Document excerpt
Begin
If astronomers can create maps of the vast universe, pinpointing precisely where stars were disappearing or being born, why shouldn’t ecologists have a unified view for life on our own planet? To answer the big questions in ecology, Swenson suggested, ecologists had to track all of Earth’s animals—continuously, simultaneously, ubiquitously. But how?
How could we attach radio tags to animals representing the full diversity of life, including, and especially, the very small? And how might we receive and share the data being transmitted from these tags all over the globe? The answer, which began to take shape that day on the Panama Canal, would become the revolutionary wildlife tracking system now known as ICARUS.
For a start, those hand-held antennae had to go. A big-picture view of life on Earth needed a big vantage point — space. It was Bill Cochran, Swenson’s friend and one of the founding fathers of wildlife telemetry, who suggested the ingenious answer: start tracking animals from the International Space Station.
End
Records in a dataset
Begin
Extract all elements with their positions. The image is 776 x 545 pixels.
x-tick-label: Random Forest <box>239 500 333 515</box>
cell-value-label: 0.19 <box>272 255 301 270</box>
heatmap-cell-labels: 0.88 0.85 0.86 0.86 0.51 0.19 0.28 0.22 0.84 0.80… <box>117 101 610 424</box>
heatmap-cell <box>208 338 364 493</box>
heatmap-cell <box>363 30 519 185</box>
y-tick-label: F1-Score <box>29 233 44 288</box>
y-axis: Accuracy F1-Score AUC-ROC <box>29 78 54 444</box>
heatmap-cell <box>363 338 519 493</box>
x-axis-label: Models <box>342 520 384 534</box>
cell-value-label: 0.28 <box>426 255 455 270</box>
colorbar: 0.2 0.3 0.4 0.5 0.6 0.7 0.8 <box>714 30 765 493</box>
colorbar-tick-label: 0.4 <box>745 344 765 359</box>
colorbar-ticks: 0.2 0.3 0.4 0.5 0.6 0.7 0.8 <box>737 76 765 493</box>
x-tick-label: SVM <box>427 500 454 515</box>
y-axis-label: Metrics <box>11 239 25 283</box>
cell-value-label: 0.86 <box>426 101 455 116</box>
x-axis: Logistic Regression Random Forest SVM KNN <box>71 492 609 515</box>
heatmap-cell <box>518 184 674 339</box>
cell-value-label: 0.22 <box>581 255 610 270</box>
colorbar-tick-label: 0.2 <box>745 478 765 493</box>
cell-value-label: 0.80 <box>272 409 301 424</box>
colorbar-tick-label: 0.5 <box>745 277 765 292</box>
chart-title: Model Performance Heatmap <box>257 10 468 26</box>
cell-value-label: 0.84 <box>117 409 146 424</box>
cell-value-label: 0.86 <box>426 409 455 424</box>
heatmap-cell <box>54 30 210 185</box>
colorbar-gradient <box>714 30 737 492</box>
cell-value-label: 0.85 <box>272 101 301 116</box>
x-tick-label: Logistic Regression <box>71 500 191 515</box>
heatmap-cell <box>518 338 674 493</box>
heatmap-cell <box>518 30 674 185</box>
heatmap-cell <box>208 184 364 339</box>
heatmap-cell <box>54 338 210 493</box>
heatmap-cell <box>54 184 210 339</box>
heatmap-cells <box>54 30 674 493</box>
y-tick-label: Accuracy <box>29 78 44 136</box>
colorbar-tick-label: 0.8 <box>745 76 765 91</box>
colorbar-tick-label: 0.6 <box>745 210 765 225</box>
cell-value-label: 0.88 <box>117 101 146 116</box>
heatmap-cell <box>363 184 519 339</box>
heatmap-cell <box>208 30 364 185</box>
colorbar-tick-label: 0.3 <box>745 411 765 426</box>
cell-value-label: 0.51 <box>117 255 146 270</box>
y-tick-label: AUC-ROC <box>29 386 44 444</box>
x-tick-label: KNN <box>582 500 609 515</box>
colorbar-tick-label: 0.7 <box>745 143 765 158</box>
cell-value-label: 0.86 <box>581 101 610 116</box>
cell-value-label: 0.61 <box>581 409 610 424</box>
End
Short task
Translate this sentence from the wildlife tracking excerpt into Spanish: "For a start, those hand-held antennae had to go."

Output for this task
Para empezar, esas antenas de mano tenían que desaparecer.